───── Data shown ─────
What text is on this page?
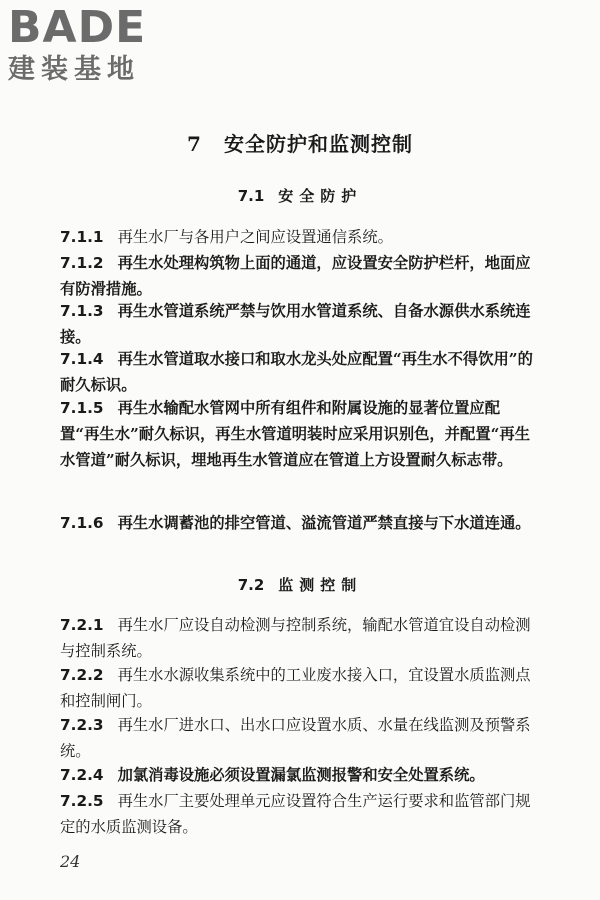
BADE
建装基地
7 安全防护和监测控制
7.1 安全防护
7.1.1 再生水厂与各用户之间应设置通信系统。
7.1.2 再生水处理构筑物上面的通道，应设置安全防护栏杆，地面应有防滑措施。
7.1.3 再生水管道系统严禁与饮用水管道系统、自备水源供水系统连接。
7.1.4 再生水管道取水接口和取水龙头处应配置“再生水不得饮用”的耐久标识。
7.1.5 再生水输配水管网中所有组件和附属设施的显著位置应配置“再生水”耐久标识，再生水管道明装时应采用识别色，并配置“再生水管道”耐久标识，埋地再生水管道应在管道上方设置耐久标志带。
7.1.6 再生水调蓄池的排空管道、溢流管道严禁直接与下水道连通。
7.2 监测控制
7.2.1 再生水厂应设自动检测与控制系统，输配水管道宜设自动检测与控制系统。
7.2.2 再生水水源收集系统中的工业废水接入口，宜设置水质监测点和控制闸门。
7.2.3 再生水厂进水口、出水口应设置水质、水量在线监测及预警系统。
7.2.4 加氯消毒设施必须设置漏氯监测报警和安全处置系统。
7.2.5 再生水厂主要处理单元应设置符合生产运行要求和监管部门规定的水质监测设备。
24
─────
◆ What is expected: Transcribe the entries above verbatim, omitting their pictures.

◆ Solution:
What text is on this page?
BADE
建装基地
7 安全防护和监测控制
7.1 安全防护
7.1.1 再生水厂与各用户之间应设置通信系统。
7.1.2 再生水处理构筑物上面的通道，应设置安全防护栏杆，地面应有防滑措施。
7.1.3 再生水管道系统严禁与饮用水管道系统、自备水源供水系统连接。
7.1.4 再生水管道取水接口和取水龙头处应配置“再生水不得饮用”的耐久标识。
7.1.5 再生水输配水管网中所有组件和附属设施的显著位置应配置“再生水”耐久标识，再生水管道明装时应采用识别色，并配置“再生水管道”耐久标识，埋地再生水管道应在管道上方设置耐久标志带。
7.1.6 再生水调蓄池的排空管道、溢流管道严禁直接与下水道连通。
7.2 监测控制
7.2.1 再生水厂应设自动检测与控制系统，输配水管道宜设自动检测与控制系统。
7.2.2 再生水水源收集系统中的工业废水接入口，宜设置水质监测点和控制闸门。
7.2.3 再生水厂进水口、出水口应设置水质、水量在线监测及预警系统。
7.2.4 加氯消毒设施必须设置漏氯监测报警和安全处置系统。
7.2.5 再生水厂主要处理单元应设置符合生产运行要求和监管部门规定的水质监测设备。
24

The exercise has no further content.